[Lines of data]
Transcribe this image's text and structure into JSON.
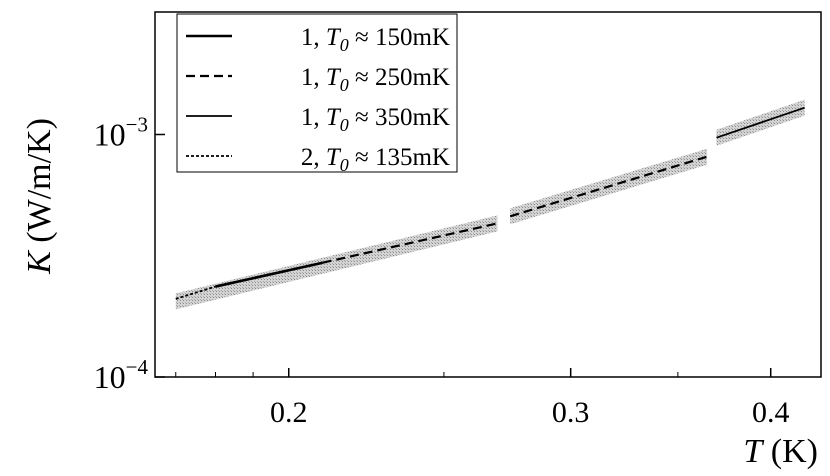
{
  "chart_data": {
    "type": "line",
    "x_scale": "log",
    "y_scale": "log",
    "xlim": [
      0.165,
      0.43
    ],
    "ylim": [
      0.0001,
      0.0032
    ],
    "xticks": [
      {
        "value": 0.2,
        "label": "0.2"
      },
      {
        "value": 0.3,
        "label": "0.3"
      },
      {
        "value": 0.4,
        "label": "0.4"
      }
    ],
    "yticks": [
      {
        "value": 0.0001,
        "base": "10",
        "exp": "−4"
      },
      {
        "value": 0.001,
        "base": "10",
        "exp": "−3"
      }
    ],
    "xlabel": {
      "var": "T",
      "unit": " (K)"
    },
    "ylabel": {
      "var": "K",
      "unit": " (W/m/K)"
    },
    "legend_position": "top-left",
    "series": [
      {
        "name": {
          "pre": "1, ",
          "var": "T",
          "sub": "0",
          "post": " ≈ 150mK"
        },
        "style": "solid-thick",
        "x": [
          0.18,
          0.21
        ],
        "y": [
          0.000236,
          0.000296
        ]
      },
      {
        "name": {
          "pre": "1, ",
          "var": "T",
          "sub": "0",
          "post": " ≈ 250mK"
        },
        "style": "dashed",
        "x": [
          0.21,
          0.27
        ],
        "y": [
          0.000296,
          0.00043
        ]
      },
      {
        "name": {
          "pre": "1, ",
          "var": "T",
          "sub": "0",
          "post": " ≈ 350mK"
        },
        "style": "solid",
        "x": [
          0.37,
          0.42
        ],
        "y": [
          0.00097,
          0.00129
        ]
      },
      {
        "name": {
          "pre": "2, ",
          "var": "T",
          "sub": "0",
          "post": " ≈ 135mK"
        },
        "style": "dotted",
        "x": [
          0.17,
          0.18
        ],
        "y": [
          0.00021,
          0.000236
        ]
      }
    ],
    "extra_segments": [
      {
        "style": "dashed",
        "x": [
          0.275,
          0.365
        ],
        "y": [
          0.00046,
          0.00081
        ]
      }
    ],
    "uncertainty_bands": [
      {
        "x": [
          0.17,
          0.27
        ],
        "y": [
          0.000205,
          0.00043
        ]
      },
      {
        "x": [
          0.275,
          0.365
        ],
        "y": [
          0.00046,
          0.00081
        ]
      },
      {
        "x": [
          0.37,
          0.42
        ],
        "y": [
          0.00097,
          0.00129
        ]
      }
    ]
  }
}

# Given instruction
Leave out the pictures and give the listing above again exactly.

# Task answer
Transcribe this image's text and structure into JSON.
{
  "chart_data": {
    "type": "line",
    "x_scale": "log",
    "y_scale": "log",
    "xlim": [
      0.165,
      0.43
    ],
    "ylim": [
      0.0001,
      0.0032
    ],
    "xticks": [
      {
        "value": 0.2,
        "label": "0.2"
      },
      {
        "value": 0.3,
        "label": "0.3"
      },
      {
        "value": 0.4,
        "label": "0.4"
      }
    ],
    "yticks": [
      {
        "value": 0.0001,
        "base": "10",
        "exp": "−4"
      },
      {
        "value": 0.001,
        "base": "10",
        "exp": "−3"
      }
    ],
    "xlabel": {
      "var": "T",
      "unit": " (K)"
    },
    "ylabel": {
      "var": "K",
      "unit": " (W/m/K)"
    },
    "legend_position": "top-left",
    "series": [
      {
        "name": {
          "pre": "1, ",
          "var": "T",
          "sub": "0",
          "post": " ≈ 150mK"
        },
        "style": "solid-thick",
        "x": [
          0.18,
          0.21
        ],
        "y": [
          0.000236,
          0.000296
        ]
      },
      {
        "name": {
          "pre": "1, ",
          "var": "T",
          "sub": "0",
          "post": " ≈ 250mK"
        },
        "style": "dashed",
        "x": [
          0.21,
          0.27
        ],
        "y": [
          0.000296,
          0.00043
        ]
      },
      {
        "name": {
          "pre": "1, ",
          "var": "T",
          "sub": "0",
          "post": " ≈ 350mK"
        },
        "style": "solid",
        "x": [
          0.37,
          0.42
        ],
        "y": [
          0.00097,
          0.00129
        ]
      },
      {
        "name": {
          "pre": "2, ",
          "var": "T",
          "sub": "0",
          "post": " ≈ 135mK"
        },
        "style": "dotted",
        "x": [
          0.17,
          0.18
        ],
        "y": [
          0.00021,
          0.000236
        ]
      }
    ],
    "extra_segments": [
      {
        "style": "dashed",
        "x": [
          0.275,
          0.365
        ],
        "y": [
          0.00046,
          0.00081
        ]
      }
    ],
    "uncertainty_bands": [
      {
        "x": [
          0.17,
          0.27
        ],
        "y": [
          0.000205,
          0.00043
        ]
      },
      {
        "x": [
          0.275,
          0.365
        ],
        "y": [
          0.00046,
          0.00081
        ]
      },
      {
        "x": [
          0.37,
          0.42
        ],
        "y": [
          0.00097,
          0.00129
        ]
      }
    ]
  }
}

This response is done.